Your goal => Output every record below exactly as it appears.

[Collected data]
%%

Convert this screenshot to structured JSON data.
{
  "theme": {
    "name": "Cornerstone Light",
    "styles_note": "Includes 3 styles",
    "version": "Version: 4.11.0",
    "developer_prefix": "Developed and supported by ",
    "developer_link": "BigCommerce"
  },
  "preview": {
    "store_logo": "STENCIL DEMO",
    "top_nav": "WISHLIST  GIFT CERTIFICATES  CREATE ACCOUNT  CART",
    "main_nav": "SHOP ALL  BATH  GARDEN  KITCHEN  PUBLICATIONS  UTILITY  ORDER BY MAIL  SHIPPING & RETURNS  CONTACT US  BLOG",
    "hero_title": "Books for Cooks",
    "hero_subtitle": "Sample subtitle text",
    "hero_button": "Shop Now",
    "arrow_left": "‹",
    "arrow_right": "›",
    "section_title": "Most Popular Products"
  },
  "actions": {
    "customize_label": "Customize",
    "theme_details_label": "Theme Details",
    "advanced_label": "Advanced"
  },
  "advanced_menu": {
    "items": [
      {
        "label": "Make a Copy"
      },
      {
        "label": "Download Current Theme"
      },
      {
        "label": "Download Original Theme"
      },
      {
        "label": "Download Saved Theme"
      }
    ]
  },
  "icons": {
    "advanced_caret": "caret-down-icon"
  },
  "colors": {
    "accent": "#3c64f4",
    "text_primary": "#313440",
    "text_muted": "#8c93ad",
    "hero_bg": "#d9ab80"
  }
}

%%

Solved exercise =>
Convert this screenshot to structured JSON data.
{
  "theme": {
    "name": "Cornerstone Light",
    "styles_note": "Includes 3 styles",
    "version": "Version: 4.11.0",
    "developer_prefix": "Developed and supported by ",
    "developer_link": "BigCommerce"
  },
  "preview": {
    "store_logo": "STENCIL DEMO",
    "top_nav": "WISHLIST  GIFT CERTIFICATES  CREATE ACCOUNT  CART",
    "main_nav": "SHOP ALL  BATH  GARDEN  KITCHEN  PUBLICATIONS  UTILITY  ORDER BY MAIL  SHIPPING & RETURNS  CONTACT US  BLOG",
    "hero_title": "Books for Cooks",
    "hero_subtitle": "Sample subtitle text",
    "hero_button": "Shop Now",
    "arrow_left": "‹",
    "arrow_right": "›",
    "section_title": "Most Popular Products"
  },
  "actions": {
    "customize_label": "Customize",
    "theme_details_label": "Theme Details",
    "advanced_label": "Advanced"
  },
  "advanced_menu": {
    "items": [
      {
        "label": "Make a Copy"
      },
      {
        "label": "Download Current Theme"
      },
      {
        "label": "Download Original Theme"
      },
      {
        "label": "Download Saved Theme"
      }
    ]
  },
  "icons": {
    "advanced_caret": "caret-down-icon"
  },
  "colors": {
    "accent": "#3c64f4",
    "text_primary": "#313440",
    "text_muted": "#8c93ad",
    "hero_bg": "#d9ab80"
  }
}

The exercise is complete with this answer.